───── WORKING DATA

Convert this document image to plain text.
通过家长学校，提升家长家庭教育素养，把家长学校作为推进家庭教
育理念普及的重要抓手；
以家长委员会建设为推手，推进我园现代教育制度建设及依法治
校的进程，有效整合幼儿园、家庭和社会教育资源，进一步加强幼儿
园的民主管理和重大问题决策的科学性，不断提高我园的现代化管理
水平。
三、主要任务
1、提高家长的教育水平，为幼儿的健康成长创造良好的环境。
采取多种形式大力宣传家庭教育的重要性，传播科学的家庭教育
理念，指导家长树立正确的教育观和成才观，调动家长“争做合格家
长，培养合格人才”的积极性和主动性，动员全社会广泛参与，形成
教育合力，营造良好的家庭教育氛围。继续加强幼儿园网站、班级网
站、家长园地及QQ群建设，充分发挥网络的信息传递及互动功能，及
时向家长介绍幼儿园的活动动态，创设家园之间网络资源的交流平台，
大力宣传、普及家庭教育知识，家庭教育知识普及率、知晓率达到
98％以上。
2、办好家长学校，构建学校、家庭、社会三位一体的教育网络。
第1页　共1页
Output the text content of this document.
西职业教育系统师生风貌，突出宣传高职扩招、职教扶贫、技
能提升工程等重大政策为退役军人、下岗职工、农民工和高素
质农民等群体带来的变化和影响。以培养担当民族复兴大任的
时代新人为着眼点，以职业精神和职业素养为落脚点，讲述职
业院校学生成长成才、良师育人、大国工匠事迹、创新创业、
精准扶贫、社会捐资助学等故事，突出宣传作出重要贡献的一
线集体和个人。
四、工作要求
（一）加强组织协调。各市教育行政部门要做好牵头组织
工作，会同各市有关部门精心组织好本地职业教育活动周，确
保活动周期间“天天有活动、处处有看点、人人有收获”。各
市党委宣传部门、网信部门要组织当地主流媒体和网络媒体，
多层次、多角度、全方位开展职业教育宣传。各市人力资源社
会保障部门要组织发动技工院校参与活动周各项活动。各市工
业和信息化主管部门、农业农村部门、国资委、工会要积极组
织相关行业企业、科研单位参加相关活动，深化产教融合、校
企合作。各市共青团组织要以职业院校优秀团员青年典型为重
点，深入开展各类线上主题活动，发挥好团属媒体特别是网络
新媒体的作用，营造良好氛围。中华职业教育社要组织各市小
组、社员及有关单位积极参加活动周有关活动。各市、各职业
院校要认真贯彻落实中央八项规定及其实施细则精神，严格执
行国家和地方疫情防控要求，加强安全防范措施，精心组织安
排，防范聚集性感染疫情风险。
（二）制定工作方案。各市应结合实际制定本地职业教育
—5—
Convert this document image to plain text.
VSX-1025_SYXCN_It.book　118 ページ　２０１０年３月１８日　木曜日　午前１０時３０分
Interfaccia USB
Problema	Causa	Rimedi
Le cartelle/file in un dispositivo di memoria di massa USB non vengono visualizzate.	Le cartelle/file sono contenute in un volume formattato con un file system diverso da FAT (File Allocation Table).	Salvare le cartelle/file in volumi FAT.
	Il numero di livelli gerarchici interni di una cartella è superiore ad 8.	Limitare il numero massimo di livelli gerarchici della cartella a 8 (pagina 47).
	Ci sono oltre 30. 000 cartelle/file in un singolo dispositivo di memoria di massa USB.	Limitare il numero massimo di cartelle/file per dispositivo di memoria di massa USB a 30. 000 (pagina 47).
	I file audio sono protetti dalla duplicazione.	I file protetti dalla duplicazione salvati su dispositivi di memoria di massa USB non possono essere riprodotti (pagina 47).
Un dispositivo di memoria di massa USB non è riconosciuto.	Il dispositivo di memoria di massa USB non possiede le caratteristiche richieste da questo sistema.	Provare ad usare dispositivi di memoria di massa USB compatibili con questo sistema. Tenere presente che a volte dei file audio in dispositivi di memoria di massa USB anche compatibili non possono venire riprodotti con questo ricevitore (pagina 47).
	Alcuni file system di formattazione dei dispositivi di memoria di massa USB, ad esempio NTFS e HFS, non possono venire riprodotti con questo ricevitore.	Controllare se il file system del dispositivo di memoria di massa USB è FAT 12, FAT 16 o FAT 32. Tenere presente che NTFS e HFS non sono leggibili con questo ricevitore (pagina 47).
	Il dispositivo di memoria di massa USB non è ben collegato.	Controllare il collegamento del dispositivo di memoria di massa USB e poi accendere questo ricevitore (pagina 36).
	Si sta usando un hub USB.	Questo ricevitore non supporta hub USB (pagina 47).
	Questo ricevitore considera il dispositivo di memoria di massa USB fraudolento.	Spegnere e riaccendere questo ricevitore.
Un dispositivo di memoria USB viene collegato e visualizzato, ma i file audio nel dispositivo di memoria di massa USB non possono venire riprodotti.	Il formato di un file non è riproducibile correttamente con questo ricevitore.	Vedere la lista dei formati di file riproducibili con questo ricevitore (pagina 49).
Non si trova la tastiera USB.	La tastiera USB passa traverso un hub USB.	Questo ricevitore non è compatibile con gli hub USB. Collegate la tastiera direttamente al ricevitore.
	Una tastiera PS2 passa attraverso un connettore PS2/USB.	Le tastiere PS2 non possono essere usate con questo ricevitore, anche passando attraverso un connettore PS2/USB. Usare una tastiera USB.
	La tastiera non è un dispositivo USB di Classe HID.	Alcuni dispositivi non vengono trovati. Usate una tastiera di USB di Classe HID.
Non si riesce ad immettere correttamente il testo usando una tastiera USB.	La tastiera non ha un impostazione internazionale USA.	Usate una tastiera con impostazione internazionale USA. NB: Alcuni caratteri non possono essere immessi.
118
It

──────────

### WORK REQUIRED
Repeat every line of the records above exactly.

### FULL SOLUTION
Convert this document image to plain text.
通过家长学校，提升家长家庭教育素养，把家长学校作为推进家庭教
育理念普及的重要抓手；
以家长委员会建设为推手，推进我园现代教育制度建设及依法治
校的进程，有效整合幼儿园、家庭和社会教育资源，进一步加强幼儿
园的民主管理和重大问题决策的科学性，不断提高我园的现代化管理
水平。
三、主要任务
1、提高家长的教育水平，为幼儿的健康成长创造良好的环境。
采取多种形式大力宣传家庭教育的重要性，传播科学的家庭教育
理念，指导家长树立正确的教育观和成才观，调动家长“争做合格家
长，培养合格人才”的积极性和主动性，动员全社会广泛参与，形成
教育合力，营造良好的家庭教育氛围。继续加强幼儿园网站、班级网
站、家长园地及QQ群建设，充分发挥网络的信息传递及互动功能，及
时向家长介绍幼儿园的活动动态，创设家园之间网络资源的交流平台，
大力宣传、普及家庭教育知识，家庭教育知识普及率、知晓率达到
98％以上。
2、办好家长学校，构建学校、家庭、社会三位一体的教育网络。
第1页　共1页
Output the text content of this document.
西职业教育系统师生风貌，突出宣传高职扩招、职教扶贫、技
能提升工程等重大政策为退役军人、下岗职工、农民工和高素
质农民等群体带来的变化和影响。以培养担当民族复兴大任的
时代新人为着眼点，以职业精神和职业素养为落脚点，讲述职
业院校学生成长成才、良师育人、大国工匠事迹、创新创业、
精准扶贫、社会捐资助学等故事，突出宣传作出重要贡献的一
线集体和个人。
四、工作要求
（一）加强组织协调。各市教育行政部门要做好牵头组织
工作，会同各市有关部门精心组织好本地职业教育活动周，确
保活动周期间“天天有活动、处处有看点、人人有收获”。各
市党委宣传部门、网信部门要组织当地主流媒体和网络媒体，
多层次、多角度、全方位开展职业教育宣传。各市人力资源社
会保障部门要组织发动技工院校参与活动周各项活动。各市工
业和信息化主管部门、农业农村部门、国资委、工会要积极组
织相关行业企业、科研单位参加相关活动，深化产教融合、校
企合作。各市共青团组织要以职业院校优秀团员青年典型为重
点，深入开展各类线上主题活动，发挥好团属媒体特别是网络
新媒体的作用，营造良好氛围。中华职业教育社要组织各市小
组、社员及有关单位积极参加活动周有关活动。各市、各职业
院校要认真贯彻落实中央八项规定及其实施细则精神，严格执
行国家和地方疫情防控要求，加强安全防范措施，精心组织安
排，防范聚集性感染疫情风险。
（二）制定工作方案。各市应结合实际制定本地职业教育
—5—
Convert this document image to plain text.
VSX-1025_SYXCN_It.book　118 ページ　２０１０年３月１８日　木曜日　午前１０時３０分
Interfaccia USB
Problema	Causa	Rimedi
Le cartelle/file in un dispositivo di memoria di massa USB non vengono visualizzate.	Le cartelle/file sono contenute in un volume formattato con un file system diverso da FAT (File Allocation Table).	Salvare le cartelle/file in volumi FAT.
	Il numero di livelli gerarchici interni di una cartella è superiore ad 8.	Limitare il numero massimo di livelli gerarchici della cartella a 8 (pagina 47).
	Ci sono oltre 30. 000 cartelle/file in un singolo dispositivo di memoria di massa USB.	Limitare il numero massimo di cartelle/file per dispositivo di memoria di massa USB a 30. 000 (pagina 47).
	I file audio sono protetti dalla duplicazione.	I file protetti dalla duplicazione salvati su dispositivi di memoria di massa USB non possono essere riprodotti (pagina 47).
Un dispositivo di memoria di massa USB non è riconosciuto.	Il dispositivo di memoria di massa USB non possiede le caratteristiche richieste da questo sistema.	Provare ad usare dispositivi di memoria di massa USB compatibili con questo sistema. Tenere presente che a volte dei file audio in dispositivi di memoria di massa USB anche compatibili non possono venire riprodotti con questo ricevitore (pagina 47).
	Alcuni file system di formattazione dei dispositivi di memoria di massa USB, ad esempio NTFS e HFS, non possono venire riprodotti con questo ricevitore.	Controllare se il file system del dispositivo di memoria di massa USB è FAT 12, FAT 16 o FAT 32. Tenere presente che NTFS e HFS non sono leggibili con questo ricevitore (pagina 47).
	Il dispositivo di memoria di massa USB non è ben collegato.	Controllare il collegamento del dispositivo di memoria di massa USB e poi accendere questo ricevitore (pagina 36).
	Si sta usando un hub USB.	Questo ricevitore non supporta hub USB (pagina 47).
	Questo ricevitore considera il dispositivo di memoria di massa USB fraudolento.	Spegnere e riaccendere questo ricevitore.
Un dispositivo di memoria USB viene collegato e visualizzato, ma i file audio nel dispositivo di memoria di massa USB non possono venire riprodotti.	Il formato di un file non è riproducibile correttamente con questo ricevitore.	Vedere la lista dei formati di file riproducibili con questo ricevitore (pagina 49).
Non si trova la tastiera USB.	La tastiera USB passa traverso un hub USB.	Questo ricevitore non è compatibile con gli hub USB. Collegate la tastiera direttamente al ricevitore.
	Una tastiera PS2 passa attraverso un connettore PS2/USB.	Le tastiere PS2 non possono essere usate con questo ricevitore, anche passando attraverso un connettore PS2/USB. Usare una tastiera USB.
	La tastiera non è un dispositivo USB di Classe HID.	Alcuni dispositivi non vengono trovati. Usate una tastiera di USB di Classe HID.
Non si riesce ad immettere correttamente il testo usando una tastiera USB.	La tastiera non ha un impostazione internazionale USA.	Usate una tastiera con impostazione internazionale USA. NB: Alcuni caratteri non possono essere immessi.
118
It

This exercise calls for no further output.